### GOAL
Select every line below containing the word "right".

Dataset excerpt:
[BEGIN]

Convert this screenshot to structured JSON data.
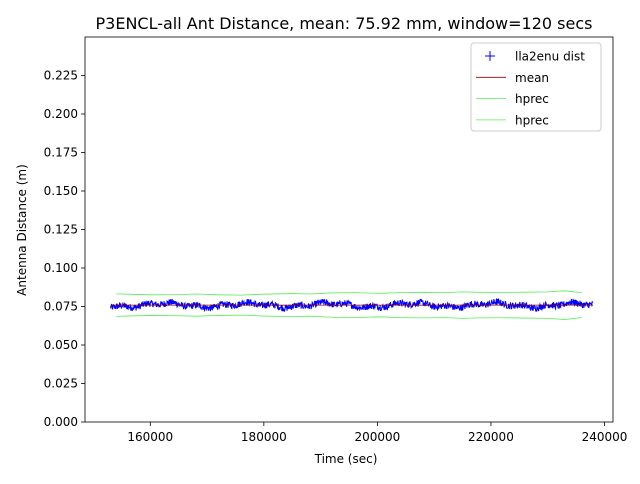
{
  "chart_data": {
    "type": "line",
    "title": "P3ENCL-all Ant Distance, mean: 75.92 mm, window=120 secs",
    "xlabel": "Time (sec)",
    "ylabel": "Antenna Distance (m)",
    "xlim": [
      148500,
      241500
    ],
    "ylim": [
      0.0,
      0.25
    ],
    "x_ticks": [
      160000,
      180000,
      200000,
      220000,
      240000
    ],
    "x_tick_labels": [
      "160000",
      "180000",
      "200000",
      "220000",
      "240000"
    ],
    "y_ticks": [
      0.0,
      0.025,
      0.05,
      0.075,
      0.1,
      0.125,
      0.15,
      0.175,
      0.2,
      0.225
    ],
    "y_tick_labels": [
      "0.000",
      "0.025",
      "0.050",
      "0.075",
      "0.100",
      "0.125",
      "0.150",
      "0.175",
      "0.200",
      "0.225"
    ],
    "grid": false,
    "legend_position": "top-right",
    "series": [
      {
        "name": "lla2enu dist",
        "style": "blue plus markers",
        "color": "#0000ff",
        "x_range": [
          153000,
          238000
        ],
        "approx_mean": 0.0759,
        "approx_spread": 0.004
      },
      {
        "name": "mean",
        "style": "line",
        "color": "#8b0000",
        "x": [
          153000,
          238000
        ],
        "y": [
          0.0759,
          0.0759
        ]
      },
      {
        "name": "hprec",
        "style": "line",
        "color": "#55ee55",
        "x": [
          154000,
          160000,
          165000,
          168000,
          172000,
          176000,
          180000,
          185000,
          188000,
          192000,
          196000,
          200000,
          204000,
          208000,
          212000,
          215000,
          218000,
          222000,
          226000,
          230000,
          233000,
          236000
        ],
        "y": [
          0.0832,
          0.0826,
          0.0827,
          0.0831,
          0.0826,
          0.0824,
          0.083,
          0.0834,
          0.0831,
          0.0838,
          0.084,
          0.0835,
          0.084,
          0.0842,
          0.084,
          0.0845,
          0.0842,
          0.0841,
          0.0843,
          0.0845,
          0.0852,
          0.084
        ]
      },
      {
        "name": "hprec",
        "style": "line",
        "color": "#55ee55",
        "x": [
          154000,
          160000,
          165000,
          168000,
          172000,
          176000,
          180000,
          185000,
          188000,
          192000,
          196000,
          200000,
          204000,
          208000,
          212000,
          215000,
          218000,
          222000,
          226000,
          230000,
          233000,
          236000
        ],
        "y": [
          0.0686,
          0.0692,
          0.069,
          0.0687,
          0.0692,
          0.0694,
          0.0688,
          0.0684,
          0.0687,
          0.068,
          0.0678,
          0.0683,
          0.0678,
          0.0676,
          0.0678,
          0.0673,
          0.0676,
          0.0677,
          0.0675,
          0.0673,
          0.0666,
          0.0678
        ]
      }
    ]
  }
}
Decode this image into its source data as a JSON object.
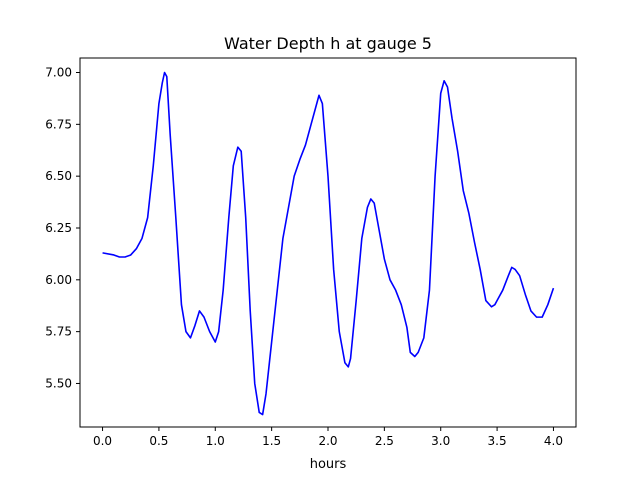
{
  "chart_data": {
    "type": "line",
    "title": "Water Depth h at gauge 5",
    "xlabel": "hours",
    "ylabel": "",
    "xlim": [
      -0.2,
      4.2
    ],
    "ylim": [
      5.29,
      7.07
    ],
    "xticks": [
      0.0,
      0.5,
      1.0,
      1.5,
      2.0,
      2.5,
      3.0,
      3.5,
      4.0
    ],
    "xtick_labels": [
      "0.0",
      "0.5",
      "1.0",
      "1.5",
      "2.0",
      "2.5",
      "3.0",
      "3.5",
      "4.0"
    ],
    "yticks": [
      5.5,
      5.75,
      6.0,
      6.25,
      6.5,
      6.75,
      7.0
    ],
    "ytick_labels": [
      "5.50",
      "5.75",
      "6.00",
      "6.25",
      "6.50",
      "6.75",
      "7.00"
    ],
    "grid": false,
    "series": [
      {
        "color": "#0000ff",
        "x": [
          0.0,
          0.1,
          0.15,
          0.2,
          0.25,
          0.3,
          0.35,
          0.4,
          0.45,
          0.5,
          0.53,
          0.55,
          0.57,
          0.6,
          0.65,
          0.7,
          0.74,
          0.78,
          0.82,
          0.86,
          0.9,
          0.95,
          1.0,
          1.03,
          1.07,
          1.12,
          1.16,
          1.2,
          1.23,
          1.27,
          1.31,
          1.35,
          1.39,
          1.42,
          1.45,
          1.5,
          1.55,
          1.6,
          1.65,
          1.7,
          1.75,
          1.8,
          1.85,
          1.9,
          1.92,
          1.95,
          2.0,
          2.05,
          2.1,
          2.15,
          2.18,
          2.2,
          2.25,
          2.3,
          2.35,
          2.38,
          2.41,
          2.45,
          2.5,
          2.55,
          2.6,
          2.65,
          2.7,
          2.73,
          2.77,
          2.8,
          2.85,
          2.9,
          2.95,
          3.0,
          3.03,
          3.06,
          3.1,
          3.15,
          3.2,
          3.25,
          3.3,
          3.35,
          3.4,
          3.45,
          3.48,
          3.5,
          3.55,
          3.6,
          3.63,
          3.66,
          3.7,
          3.75,
          3.8,
          3.85,
          3.9,
          3.95,
          4.0
        ],
        "y": [
          6.13,
          6.12,
          6.11,
          6.11,
          6.12,
          6.15,
          6.2,
          6.3,
          6.55,
          6.85,
          6.95,
          7.0,
          6.98,
          6.7,
          6.3,
          5.88,
          5.75,
          5.72,
          5.78,
          5.85,
          5.82,
          5.75,
          5.7,
          5.75,
          5.95,
          6.3,
          6.55,
          6.64,
          6.62,
          6.3,
          5.85,
          5.5,
          5.36,
          5.35,
          5.45,
          5.7,
          5.95,
          6.2,
          6.35,
          6.5,
          6.58,
          6.65,
          6.75,
          6.85,
          6.89,
          6.85,
          6.5,
          6.05,
          5.75,
          5.6,
          5.58,
          5.62,
          5.9,
          6.2,
          6.35,
          6.39,
          6.37,
          6.25,
          6.1,
          6.0,
          5.95,
          5.88,
          5.77,
          5.65,
          5.63,
          5.65,
          5.72,
          5.95,
          6.5,
          6.9,
          6.96,
          6.93,
          6.78,
          6.62,
          6.43,
          6.32,
          6.18,
          6.05,
          5.9,
          5.87,
          5.88,
          5.9,
          5.95,
          6.02,
          6.06,
          6.05,
          6.02,
          5.93,
          5.85,
          5.82,
          5.82,
          5.88,
          5.96
        ]
      }
    ]
  }
}
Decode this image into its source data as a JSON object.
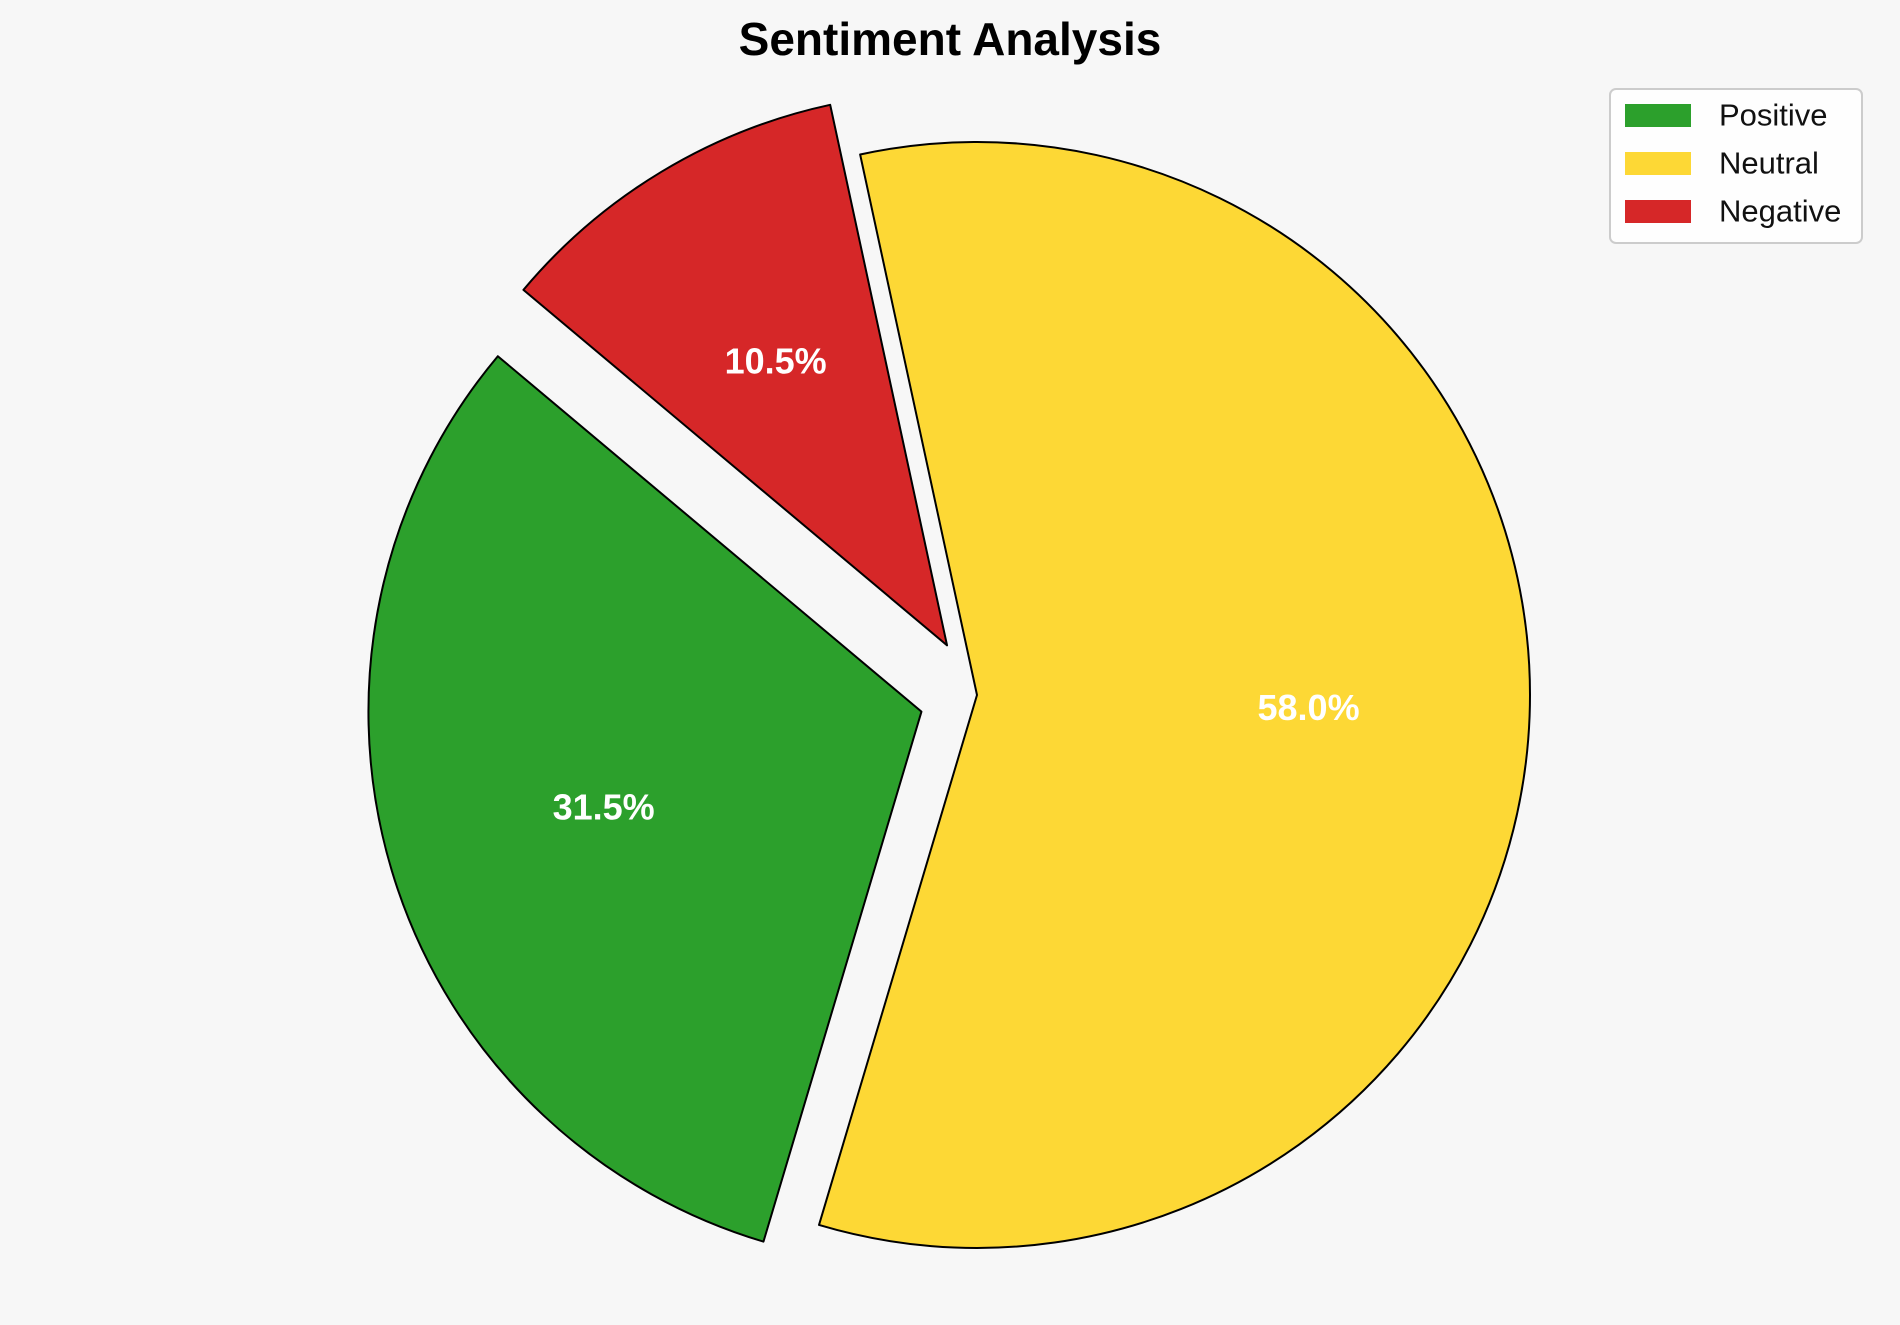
{
  "chart_data": {
    "type": "pie",
    "title": "Sentiment Analysis",
    "categories": [
      "Positive",
      "Neutral",
      "Negative"
    ],
    "values": [
      31.5,
      58.0,
      10.5
    ],
    "value_labels": [
      "31.5%",
      "58.0%",
      "10.5%"
    ],
    "colors": [
      "#2ca02c",
      "#fdd835",
      "#d62728"
    ],
    "exploded": [
      true,
      false,
      true
    ],
    "start_angle_deg": 140,
    "legend": {
      "placement": "top-right",
      "entries": [
        "Positive",
        "Neutral",
        "Negative"
      ]
    }
  }
}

[END]

### ANSWER TO THE EXERCISE
    "legend_position": "top-right",
      "placement": "top-right",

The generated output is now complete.